## TASK MATERIAL

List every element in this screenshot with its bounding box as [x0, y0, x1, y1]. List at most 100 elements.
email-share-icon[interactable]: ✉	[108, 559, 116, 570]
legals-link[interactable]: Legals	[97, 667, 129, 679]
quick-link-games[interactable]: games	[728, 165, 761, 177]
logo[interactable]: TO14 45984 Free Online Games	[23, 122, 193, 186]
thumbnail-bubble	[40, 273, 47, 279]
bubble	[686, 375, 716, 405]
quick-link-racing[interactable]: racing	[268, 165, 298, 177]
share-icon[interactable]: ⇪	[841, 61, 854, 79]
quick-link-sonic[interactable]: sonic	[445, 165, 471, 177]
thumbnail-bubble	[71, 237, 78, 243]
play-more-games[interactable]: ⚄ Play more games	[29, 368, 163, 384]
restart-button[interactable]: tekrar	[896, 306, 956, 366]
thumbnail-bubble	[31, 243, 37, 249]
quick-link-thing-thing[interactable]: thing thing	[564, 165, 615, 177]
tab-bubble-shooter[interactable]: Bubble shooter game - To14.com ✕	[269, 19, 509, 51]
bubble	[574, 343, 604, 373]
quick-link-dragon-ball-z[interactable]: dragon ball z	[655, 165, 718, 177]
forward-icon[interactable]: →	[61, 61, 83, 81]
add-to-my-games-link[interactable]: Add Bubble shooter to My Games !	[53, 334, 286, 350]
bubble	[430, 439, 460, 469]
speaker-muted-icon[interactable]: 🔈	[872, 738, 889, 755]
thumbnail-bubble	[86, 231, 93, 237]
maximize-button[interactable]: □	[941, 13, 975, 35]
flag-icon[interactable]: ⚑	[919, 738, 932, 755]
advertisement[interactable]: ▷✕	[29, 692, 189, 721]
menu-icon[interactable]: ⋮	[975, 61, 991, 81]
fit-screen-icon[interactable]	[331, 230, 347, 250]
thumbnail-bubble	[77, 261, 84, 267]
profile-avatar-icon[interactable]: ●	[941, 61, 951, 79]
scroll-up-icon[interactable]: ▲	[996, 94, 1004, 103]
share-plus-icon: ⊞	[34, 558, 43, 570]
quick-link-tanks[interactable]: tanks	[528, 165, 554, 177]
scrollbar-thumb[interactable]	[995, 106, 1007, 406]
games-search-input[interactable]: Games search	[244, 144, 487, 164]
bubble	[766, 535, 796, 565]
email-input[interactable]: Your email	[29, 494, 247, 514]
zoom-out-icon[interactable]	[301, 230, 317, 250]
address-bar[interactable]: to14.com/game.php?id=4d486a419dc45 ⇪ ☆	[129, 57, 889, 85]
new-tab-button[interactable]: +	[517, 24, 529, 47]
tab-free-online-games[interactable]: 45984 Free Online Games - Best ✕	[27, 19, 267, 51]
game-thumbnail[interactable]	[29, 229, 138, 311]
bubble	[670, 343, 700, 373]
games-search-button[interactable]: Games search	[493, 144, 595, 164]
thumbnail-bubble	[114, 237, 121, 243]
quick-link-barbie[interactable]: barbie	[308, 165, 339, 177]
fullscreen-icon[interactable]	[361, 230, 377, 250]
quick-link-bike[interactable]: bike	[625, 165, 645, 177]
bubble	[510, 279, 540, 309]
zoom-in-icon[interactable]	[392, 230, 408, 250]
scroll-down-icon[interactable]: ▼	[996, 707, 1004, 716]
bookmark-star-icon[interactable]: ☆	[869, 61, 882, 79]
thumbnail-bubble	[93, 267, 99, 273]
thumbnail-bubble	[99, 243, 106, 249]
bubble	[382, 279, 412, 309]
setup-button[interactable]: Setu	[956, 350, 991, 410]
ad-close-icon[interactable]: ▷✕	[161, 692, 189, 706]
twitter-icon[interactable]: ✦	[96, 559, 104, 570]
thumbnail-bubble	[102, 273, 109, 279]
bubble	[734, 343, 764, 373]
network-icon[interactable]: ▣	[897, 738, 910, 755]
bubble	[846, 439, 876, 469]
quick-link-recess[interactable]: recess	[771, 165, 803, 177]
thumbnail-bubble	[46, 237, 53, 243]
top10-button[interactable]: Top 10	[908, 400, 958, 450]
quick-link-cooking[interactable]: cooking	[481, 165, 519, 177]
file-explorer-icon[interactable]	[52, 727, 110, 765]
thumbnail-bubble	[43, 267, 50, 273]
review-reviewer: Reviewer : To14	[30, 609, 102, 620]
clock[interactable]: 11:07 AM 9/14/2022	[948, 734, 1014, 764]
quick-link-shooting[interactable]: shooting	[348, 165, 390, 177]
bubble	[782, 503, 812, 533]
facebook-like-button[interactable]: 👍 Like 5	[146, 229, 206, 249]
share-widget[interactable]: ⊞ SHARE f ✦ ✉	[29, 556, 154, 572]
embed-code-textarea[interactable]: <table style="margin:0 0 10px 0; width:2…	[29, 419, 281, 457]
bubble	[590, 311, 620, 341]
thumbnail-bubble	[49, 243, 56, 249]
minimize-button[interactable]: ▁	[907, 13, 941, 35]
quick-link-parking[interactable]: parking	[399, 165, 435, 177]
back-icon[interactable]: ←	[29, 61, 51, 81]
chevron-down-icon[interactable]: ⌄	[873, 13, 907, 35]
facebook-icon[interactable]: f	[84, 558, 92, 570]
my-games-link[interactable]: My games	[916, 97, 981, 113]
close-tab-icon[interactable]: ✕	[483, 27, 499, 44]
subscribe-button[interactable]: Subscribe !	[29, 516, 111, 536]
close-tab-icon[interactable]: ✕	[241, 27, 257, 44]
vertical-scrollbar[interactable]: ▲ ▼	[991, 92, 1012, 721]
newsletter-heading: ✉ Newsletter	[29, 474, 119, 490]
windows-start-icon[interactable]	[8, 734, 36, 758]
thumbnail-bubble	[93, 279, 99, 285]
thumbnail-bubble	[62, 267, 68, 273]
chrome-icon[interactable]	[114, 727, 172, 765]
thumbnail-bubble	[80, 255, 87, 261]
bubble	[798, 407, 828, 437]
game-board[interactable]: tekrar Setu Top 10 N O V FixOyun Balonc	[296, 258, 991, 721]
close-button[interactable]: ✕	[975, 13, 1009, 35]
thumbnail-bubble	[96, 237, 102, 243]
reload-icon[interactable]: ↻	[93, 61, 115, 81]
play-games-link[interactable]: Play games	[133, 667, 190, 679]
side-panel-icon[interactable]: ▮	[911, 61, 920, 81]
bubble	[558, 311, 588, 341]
---
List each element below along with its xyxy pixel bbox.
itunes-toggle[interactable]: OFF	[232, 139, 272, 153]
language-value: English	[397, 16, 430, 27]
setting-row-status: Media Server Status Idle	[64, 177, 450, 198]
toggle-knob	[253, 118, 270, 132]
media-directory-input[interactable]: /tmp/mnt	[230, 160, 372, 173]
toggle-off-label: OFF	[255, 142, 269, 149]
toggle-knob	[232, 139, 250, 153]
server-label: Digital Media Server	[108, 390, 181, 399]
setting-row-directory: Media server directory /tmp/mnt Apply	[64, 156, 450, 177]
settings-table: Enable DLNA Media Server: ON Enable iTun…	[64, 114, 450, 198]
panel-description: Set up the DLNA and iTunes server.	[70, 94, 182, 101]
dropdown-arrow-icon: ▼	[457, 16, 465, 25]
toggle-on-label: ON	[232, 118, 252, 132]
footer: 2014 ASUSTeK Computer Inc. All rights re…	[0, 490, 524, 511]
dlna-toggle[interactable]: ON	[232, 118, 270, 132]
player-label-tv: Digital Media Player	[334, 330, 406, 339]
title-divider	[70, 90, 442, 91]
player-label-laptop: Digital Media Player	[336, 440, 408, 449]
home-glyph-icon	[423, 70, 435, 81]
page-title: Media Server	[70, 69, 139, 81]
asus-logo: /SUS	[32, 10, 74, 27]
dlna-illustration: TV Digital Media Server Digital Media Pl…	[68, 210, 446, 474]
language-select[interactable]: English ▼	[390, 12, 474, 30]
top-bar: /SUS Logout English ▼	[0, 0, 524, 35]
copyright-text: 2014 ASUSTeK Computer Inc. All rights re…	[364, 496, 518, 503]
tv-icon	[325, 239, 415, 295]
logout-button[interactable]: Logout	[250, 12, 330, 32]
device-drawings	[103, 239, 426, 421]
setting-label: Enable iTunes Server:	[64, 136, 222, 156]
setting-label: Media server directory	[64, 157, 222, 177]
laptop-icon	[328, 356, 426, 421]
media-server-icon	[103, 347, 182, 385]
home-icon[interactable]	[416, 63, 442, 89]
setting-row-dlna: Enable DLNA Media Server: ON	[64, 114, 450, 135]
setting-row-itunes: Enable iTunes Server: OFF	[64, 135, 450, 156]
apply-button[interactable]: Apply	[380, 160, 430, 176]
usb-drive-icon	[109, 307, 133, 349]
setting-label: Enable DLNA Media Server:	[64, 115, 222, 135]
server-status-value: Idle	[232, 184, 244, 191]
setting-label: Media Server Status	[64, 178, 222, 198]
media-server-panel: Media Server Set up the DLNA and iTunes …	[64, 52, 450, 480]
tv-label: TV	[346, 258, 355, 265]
...
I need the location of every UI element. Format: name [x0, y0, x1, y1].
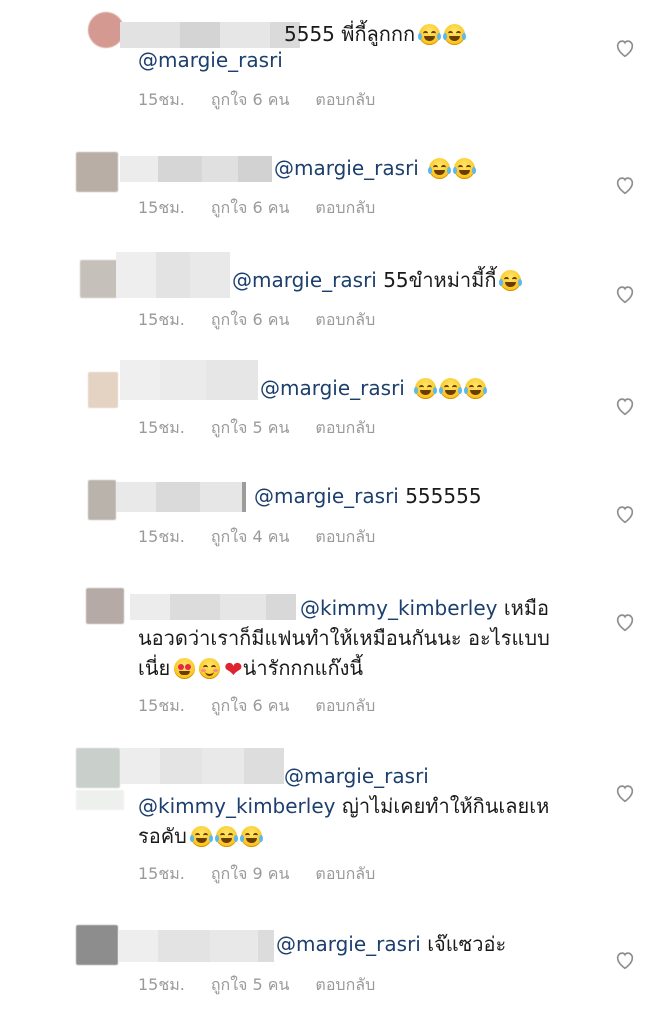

## DIRECTIONS
Reproduce the rows above from the line with "List every element" up to and including the line with "667, 129, 679]", word for word.

## TASK OUTPUT
List every element in this screenshot with its bounding box as [x0, y0, x1, y1]. List at most 100 elements.
email-share-icon[interactable]: ✉	[108, 559, 116, 570]
legals-link[interactable]: Legals	[97, 667, 129, 679]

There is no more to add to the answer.